GOAL: Look through the material below. Copy every line with the string "time" in it.

[Extracted records]
━━━━━━━━━━━━━━━━

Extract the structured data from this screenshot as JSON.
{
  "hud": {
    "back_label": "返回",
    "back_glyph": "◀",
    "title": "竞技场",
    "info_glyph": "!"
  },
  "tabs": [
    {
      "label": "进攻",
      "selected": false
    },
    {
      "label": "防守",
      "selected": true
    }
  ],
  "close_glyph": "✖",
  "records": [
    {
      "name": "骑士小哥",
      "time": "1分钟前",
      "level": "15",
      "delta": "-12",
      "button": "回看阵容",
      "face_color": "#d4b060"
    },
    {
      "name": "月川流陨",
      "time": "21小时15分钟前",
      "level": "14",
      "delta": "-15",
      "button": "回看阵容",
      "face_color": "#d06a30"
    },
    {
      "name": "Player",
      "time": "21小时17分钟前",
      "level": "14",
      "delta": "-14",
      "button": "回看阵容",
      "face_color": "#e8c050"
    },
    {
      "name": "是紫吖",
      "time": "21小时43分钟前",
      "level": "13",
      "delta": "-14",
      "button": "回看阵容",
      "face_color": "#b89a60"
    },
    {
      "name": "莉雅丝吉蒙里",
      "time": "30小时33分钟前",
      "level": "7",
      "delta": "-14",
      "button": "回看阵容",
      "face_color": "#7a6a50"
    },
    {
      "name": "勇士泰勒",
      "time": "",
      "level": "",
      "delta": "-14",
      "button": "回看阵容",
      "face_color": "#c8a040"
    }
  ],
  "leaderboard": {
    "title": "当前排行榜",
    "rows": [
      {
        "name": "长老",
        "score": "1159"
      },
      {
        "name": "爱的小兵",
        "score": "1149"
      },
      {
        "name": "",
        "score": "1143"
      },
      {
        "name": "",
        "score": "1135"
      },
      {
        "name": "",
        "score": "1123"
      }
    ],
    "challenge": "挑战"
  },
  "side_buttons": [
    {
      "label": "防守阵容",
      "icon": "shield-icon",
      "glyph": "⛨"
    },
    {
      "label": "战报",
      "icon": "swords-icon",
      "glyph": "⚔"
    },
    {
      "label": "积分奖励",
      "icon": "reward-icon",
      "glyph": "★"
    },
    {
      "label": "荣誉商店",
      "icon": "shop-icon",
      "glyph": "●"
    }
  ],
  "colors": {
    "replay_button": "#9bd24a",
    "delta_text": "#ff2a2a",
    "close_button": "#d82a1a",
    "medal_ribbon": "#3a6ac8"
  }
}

━━━━━━━━━━━━━━━━

PROBLEM SOLUTION:
      "time": "1分钟前",
      "time": "21小时15分钟前",
      "time": "21小时17分钟前",
      "time": "21小时43分钟前",
      "time": "30小时33分钟前",
      "time": "",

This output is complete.